Material to process>
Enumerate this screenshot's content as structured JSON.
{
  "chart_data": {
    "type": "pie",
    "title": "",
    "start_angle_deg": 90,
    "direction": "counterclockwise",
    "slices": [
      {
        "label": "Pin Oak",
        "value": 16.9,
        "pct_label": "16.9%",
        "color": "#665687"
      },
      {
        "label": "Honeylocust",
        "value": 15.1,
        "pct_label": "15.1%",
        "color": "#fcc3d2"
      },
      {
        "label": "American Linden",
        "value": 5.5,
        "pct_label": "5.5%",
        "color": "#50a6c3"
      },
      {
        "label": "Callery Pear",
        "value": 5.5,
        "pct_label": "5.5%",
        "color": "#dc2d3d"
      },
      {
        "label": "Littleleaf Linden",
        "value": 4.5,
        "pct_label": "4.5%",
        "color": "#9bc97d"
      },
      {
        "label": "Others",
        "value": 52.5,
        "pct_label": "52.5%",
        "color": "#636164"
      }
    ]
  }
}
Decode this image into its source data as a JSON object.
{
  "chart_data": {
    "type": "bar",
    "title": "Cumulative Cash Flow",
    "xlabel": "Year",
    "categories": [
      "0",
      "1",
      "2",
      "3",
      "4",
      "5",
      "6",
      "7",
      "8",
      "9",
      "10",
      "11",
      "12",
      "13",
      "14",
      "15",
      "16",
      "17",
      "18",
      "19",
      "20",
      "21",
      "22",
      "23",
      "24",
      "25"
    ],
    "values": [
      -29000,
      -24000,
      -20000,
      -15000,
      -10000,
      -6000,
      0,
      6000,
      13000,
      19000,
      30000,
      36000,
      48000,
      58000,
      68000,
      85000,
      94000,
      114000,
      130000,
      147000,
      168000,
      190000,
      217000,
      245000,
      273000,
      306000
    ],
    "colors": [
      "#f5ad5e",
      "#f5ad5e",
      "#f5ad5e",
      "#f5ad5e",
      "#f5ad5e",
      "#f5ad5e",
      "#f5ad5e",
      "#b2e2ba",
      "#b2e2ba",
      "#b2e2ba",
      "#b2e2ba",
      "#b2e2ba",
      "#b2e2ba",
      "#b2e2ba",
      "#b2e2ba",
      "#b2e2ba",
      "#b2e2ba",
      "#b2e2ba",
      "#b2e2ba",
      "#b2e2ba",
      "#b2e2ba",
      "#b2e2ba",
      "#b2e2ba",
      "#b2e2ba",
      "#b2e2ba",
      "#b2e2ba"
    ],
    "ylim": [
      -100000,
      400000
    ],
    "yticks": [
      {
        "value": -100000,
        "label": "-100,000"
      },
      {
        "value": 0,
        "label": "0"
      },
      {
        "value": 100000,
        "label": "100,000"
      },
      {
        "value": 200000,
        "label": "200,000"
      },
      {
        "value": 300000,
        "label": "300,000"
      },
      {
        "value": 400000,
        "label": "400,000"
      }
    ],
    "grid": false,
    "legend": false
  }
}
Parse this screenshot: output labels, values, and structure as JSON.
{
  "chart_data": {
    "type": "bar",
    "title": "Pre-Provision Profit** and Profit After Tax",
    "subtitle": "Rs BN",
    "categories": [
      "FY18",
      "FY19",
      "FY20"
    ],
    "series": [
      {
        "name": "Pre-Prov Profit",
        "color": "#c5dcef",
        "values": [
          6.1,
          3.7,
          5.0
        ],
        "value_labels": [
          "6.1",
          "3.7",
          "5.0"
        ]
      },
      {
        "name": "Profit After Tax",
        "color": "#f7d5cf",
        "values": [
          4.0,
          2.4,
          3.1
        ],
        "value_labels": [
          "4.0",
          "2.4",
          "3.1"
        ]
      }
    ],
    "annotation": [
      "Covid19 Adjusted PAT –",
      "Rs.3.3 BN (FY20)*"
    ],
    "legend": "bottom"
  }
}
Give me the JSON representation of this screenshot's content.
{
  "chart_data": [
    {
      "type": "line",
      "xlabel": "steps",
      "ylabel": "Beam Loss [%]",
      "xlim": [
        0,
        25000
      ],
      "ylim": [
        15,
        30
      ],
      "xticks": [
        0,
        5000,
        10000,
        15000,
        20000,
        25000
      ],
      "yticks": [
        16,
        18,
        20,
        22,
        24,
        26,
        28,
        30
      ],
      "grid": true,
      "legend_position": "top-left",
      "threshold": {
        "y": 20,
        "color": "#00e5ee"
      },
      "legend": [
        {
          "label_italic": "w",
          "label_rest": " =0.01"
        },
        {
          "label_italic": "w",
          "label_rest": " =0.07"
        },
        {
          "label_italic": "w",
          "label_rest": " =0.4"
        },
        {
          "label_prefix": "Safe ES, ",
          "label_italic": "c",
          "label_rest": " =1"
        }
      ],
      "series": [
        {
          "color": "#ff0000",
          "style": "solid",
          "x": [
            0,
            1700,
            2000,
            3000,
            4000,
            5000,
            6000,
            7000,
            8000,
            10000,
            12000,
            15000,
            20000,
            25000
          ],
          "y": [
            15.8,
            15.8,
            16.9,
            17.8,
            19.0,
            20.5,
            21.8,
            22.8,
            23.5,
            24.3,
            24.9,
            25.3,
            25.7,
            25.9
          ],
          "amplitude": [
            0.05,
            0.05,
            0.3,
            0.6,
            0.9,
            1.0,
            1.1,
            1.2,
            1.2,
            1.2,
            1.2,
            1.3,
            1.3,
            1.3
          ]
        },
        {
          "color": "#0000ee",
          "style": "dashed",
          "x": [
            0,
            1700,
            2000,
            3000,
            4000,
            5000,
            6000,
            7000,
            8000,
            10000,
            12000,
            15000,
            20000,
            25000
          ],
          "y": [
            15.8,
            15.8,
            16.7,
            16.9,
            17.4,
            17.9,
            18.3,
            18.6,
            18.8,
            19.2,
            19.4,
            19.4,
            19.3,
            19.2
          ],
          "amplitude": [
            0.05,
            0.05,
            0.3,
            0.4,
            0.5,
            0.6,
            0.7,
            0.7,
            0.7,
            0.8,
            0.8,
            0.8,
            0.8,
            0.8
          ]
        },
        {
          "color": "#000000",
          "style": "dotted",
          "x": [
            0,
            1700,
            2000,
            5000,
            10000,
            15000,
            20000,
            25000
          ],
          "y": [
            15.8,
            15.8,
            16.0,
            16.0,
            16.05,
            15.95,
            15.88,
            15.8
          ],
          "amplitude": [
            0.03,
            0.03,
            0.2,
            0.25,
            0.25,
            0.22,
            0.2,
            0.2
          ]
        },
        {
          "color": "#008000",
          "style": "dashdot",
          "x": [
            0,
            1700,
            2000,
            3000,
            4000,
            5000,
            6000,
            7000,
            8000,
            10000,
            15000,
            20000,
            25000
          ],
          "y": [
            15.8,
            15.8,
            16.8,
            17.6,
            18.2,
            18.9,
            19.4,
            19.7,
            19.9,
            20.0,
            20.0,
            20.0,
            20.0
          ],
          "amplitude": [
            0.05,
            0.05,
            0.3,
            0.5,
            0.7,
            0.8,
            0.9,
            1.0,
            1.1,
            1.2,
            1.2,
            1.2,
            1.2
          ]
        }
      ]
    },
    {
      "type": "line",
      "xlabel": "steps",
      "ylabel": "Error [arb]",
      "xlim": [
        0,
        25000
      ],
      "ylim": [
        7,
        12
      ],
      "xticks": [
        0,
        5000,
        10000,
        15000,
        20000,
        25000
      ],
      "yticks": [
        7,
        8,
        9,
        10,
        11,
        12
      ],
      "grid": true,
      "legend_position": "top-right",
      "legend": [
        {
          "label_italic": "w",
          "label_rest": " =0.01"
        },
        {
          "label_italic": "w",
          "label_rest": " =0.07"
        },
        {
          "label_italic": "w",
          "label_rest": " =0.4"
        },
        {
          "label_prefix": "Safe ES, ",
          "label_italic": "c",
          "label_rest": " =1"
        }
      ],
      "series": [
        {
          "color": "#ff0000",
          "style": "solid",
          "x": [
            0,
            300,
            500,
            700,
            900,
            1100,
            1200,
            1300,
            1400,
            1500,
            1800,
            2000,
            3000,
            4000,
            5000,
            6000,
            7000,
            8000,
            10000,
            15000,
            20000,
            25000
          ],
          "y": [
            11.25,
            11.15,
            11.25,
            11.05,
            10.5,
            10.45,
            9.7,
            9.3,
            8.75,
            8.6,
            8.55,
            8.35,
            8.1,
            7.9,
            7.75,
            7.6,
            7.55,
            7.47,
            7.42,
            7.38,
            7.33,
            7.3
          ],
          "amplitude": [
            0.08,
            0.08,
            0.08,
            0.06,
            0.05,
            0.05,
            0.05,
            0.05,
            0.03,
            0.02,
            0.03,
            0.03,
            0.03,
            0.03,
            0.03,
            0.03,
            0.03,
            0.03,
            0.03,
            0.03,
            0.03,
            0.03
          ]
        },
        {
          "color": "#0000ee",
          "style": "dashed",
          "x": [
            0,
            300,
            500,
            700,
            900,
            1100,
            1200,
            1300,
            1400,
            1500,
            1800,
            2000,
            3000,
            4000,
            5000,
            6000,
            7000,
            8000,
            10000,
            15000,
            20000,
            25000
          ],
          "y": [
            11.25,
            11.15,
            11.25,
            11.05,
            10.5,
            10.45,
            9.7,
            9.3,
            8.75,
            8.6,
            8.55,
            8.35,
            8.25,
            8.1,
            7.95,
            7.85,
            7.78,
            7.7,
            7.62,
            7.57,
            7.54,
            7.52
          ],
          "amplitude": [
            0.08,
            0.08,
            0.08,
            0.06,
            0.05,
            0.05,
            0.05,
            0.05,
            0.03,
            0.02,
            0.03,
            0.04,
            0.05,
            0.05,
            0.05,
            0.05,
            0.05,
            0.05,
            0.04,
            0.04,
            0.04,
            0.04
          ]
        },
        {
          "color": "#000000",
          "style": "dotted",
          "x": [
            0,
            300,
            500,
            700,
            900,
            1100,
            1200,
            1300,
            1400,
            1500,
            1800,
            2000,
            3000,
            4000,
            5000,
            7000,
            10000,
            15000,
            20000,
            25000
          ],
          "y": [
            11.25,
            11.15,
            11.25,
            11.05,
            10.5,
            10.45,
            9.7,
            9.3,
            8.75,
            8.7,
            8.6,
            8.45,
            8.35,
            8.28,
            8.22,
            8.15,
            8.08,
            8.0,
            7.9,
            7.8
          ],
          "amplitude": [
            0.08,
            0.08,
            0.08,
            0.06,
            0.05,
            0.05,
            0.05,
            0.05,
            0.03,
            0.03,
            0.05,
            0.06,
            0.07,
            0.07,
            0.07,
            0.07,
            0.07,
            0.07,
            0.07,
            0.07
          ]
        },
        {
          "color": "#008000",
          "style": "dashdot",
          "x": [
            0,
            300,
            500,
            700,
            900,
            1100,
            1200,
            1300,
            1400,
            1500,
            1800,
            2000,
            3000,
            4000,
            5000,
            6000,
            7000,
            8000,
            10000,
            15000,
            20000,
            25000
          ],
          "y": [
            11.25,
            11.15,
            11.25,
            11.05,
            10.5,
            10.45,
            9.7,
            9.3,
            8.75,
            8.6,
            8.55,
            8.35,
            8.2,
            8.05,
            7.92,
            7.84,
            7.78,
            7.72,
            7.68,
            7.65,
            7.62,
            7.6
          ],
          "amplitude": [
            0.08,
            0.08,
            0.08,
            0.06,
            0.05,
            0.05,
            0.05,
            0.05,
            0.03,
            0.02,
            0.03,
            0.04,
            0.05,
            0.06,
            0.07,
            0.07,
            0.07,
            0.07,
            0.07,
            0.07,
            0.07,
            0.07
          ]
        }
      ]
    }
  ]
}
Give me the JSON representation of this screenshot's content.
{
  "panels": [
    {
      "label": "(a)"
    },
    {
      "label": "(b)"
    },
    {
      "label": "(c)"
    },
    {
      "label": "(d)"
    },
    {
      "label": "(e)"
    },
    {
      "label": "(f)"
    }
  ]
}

What you have to do> Identify the lines in the entries that hold "Profit" and return each one.

Written response>
    "title": "Pre-Provision Profit** and Profit After Tax",
        "name": "Pre-Prov Profit",
        "name": "Profit After Tax",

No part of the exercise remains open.